- _Instructions to follow_: Pull out all lines from the listing below in which the word "Ohio" appears.

Lines of data:
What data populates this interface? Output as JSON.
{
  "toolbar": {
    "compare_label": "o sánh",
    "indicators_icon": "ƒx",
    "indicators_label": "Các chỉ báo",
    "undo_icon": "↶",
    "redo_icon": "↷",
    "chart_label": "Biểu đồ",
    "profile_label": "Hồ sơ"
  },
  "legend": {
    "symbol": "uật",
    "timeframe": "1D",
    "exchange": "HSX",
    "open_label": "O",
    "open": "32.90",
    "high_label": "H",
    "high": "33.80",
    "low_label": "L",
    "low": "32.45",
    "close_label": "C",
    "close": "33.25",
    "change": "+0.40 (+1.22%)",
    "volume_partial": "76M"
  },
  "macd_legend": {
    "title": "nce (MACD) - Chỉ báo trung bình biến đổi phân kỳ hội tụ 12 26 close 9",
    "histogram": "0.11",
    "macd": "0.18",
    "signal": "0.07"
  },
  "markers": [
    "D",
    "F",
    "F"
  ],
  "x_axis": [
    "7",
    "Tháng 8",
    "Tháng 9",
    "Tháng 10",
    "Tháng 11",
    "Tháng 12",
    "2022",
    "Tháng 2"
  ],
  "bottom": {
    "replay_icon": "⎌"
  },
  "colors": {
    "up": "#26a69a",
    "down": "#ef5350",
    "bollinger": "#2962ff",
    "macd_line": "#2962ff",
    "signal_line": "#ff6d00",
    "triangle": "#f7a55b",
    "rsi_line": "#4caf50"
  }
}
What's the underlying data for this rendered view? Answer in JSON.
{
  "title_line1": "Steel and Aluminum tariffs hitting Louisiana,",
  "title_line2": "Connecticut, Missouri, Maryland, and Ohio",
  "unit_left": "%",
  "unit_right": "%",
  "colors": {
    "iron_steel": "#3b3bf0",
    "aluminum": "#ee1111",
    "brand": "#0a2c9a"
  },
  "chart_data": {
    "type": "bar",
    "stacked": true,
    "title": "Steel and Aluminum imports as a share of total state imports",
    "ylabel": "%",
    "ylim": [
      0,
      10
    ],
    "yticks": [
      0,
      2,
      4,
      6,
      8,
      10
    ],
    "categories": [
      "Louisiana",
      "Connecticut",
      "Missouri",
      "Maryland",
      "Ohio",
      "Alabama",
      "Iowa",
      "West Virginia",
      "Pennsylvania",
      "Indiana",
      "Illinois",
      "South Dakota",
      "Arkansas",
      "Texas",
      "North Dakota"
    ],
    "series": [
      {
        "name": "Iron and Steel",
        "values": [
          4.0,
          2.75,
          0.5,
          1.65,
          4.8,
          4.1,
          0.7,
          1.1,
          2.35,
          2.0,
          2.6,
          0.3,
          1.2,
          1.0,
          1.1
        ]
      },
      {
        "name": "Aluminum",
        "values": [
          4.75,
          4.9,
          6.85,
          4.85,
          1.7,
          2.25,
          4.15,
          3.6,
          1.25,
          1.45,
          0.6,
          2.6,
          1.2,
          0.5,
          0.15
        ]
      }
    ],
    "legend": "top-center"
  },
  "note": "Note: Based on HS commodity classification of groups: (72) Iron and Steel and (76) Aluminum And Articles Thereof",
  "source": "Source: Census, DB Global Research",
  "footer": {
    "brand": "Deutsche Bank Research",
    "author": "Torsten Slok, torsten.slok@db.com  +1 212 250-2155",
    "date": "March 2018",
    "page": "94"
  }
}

- _Finished task_:
  "title_line2": "Connecticut, Missouri, Maryland, and Ohio",
      "Ohio",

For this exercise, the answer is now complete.